All of the listing below must be repeated word for word. Pictures are the only thing to omit.

....................

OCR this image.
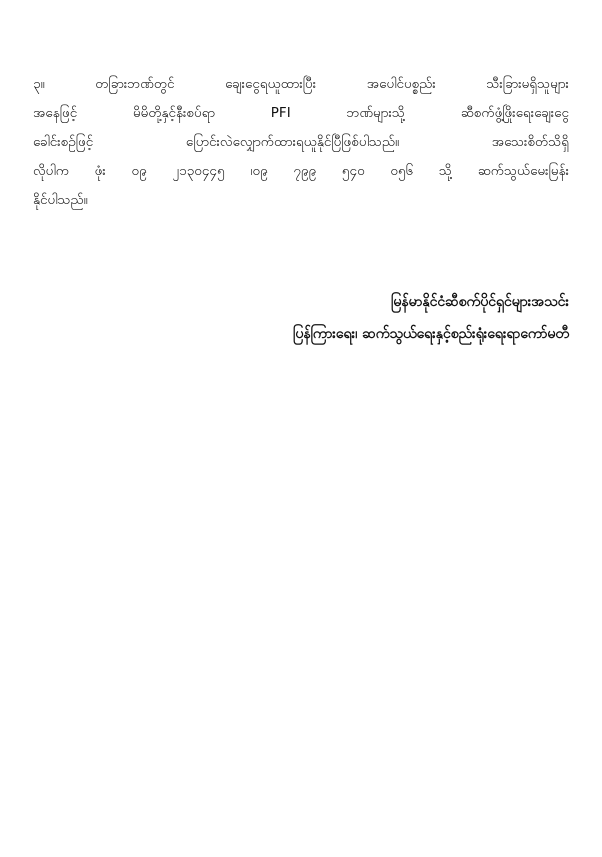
၃။ တခြားဘဏ်တွင် ချေးငွေရယူထားပြီး အပေါင်ပစ္စည်း သီးခြားမရှိသူများ
အနေဖြင့် မိမိတို့နှင့်နီးစပ်ရာ PFI ဘဏ်များသို့ ဆီစက်ဖွံ့ဖြိုးရေးချေးငွေ
ခေါင်းစဉ်ဖြင့် ပြောင်းလဲလျှောက်ထားရယူနိုင်ပြီဖြစ်ပါသည်။ အသေးစိတ်သိရှိ
လိုပါက ဖုံး ၀၉ ၂၁၃၀၄၄၅ ၊၀၉ ၇၉၉ ၅၄၀ ၀၅၆ သို့ ဆက်သွယ်မေးမြန်း
နိုင်ပါသည်။
မြန်မာနိုင်ငံဆီစက်ပိုင်ရှင်များအသင်း
ပြန်ကြားရေး၊ ဆက်သွယ်ရေးနှင့်စည်းရုံးရေးရာကော်မတီ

....................

[Written reply]
OCR this image.
၃။ တခြားဘဏ်တွင် ချေးငွေရယူထားပြီး အပေါင်ပစ္စည်း သီးခြားမရှိသူများ
အနေဖြင့် မိမိတို့နှင့်နီးစပ်ရာ PFI ဘဏ်များသို့ ဆီစက်ဖွံ့ဖြိုးရေးချေးငွေ
ခေါင်းစဉ်ဖြင့် ပြောင်းလဲလျှောက်ထားရယူနိုင်ပြီဖြစ်ပါသည်။ အသေးစိတ်သိရှိ
လိုပါက ဖုံး ၀၉ ၂၁၃၀၄၄၅ ၊၀၉ ၇၉၉ ၅၄၀ ၀၅၆ သို့ ဆက်သွယ်မေးမြန်း
နိုင်ပါသည်။
မြန်မာနိုင်ငံဆီစက်ပိုင်ရှင်များအသင်း
ပြန်ကြားရေး၊ ဆက်သွယ်ရေးနှင့်စည်းရုံးရေးရာကော်မတီ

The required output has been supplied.